Entries taken from a collection
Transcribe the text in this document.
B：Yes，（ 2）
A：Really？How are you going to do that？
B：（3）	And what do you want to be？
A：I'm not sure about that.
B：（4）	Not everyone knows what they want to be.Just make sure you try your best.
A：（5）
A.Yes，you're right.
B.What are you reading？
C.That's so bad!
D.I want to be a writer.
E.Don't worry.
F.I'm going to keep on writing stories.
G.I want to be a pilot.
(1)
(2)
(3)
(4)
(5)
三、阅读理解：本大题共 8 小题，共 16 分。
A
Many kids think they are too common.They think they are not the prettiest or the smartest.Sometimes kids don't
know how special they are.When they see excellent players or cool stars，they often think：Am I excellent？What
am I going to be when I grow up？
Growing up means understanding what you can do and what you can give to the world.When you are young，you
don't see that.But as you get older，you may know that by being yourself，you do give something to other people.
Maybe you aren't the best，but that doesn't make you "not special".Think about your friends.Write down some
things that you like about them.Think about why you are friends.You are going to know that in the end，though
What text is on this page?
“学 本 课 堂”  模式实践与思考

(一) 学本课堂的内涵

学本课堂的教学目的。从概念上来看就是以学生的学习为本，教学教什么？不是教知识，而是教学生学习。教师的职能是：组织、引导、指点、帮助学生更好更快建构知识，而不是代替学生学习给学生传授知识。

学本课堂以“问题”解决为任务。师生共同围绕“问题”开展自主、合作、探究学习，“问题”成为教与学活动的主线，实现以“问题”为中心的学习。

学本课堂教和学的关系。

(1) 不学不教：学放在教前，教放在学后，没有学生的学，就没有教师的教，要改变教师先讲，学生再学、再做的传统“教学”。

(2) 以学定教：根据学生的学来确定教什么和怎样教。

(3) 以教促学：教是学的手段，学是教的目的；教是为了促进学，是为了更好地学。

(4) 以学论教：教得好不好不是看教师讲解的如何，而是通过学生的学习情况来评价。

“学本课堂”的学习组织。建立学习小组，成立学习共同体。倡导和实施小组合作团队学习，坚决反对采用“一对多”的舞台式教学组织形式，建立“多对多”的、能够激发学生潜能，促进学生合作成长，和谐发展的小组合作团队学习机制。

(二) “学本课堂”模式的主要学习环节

To be done: Among the lines of the data, identify those with the word "friends". Copy each of them.

Output for this exercise:
Maybe you aren't the best，but that doesn't make you "not special".Think about your friends.Write down some
things that you like about them.Think about why you are friends.You are going to know that in the end，though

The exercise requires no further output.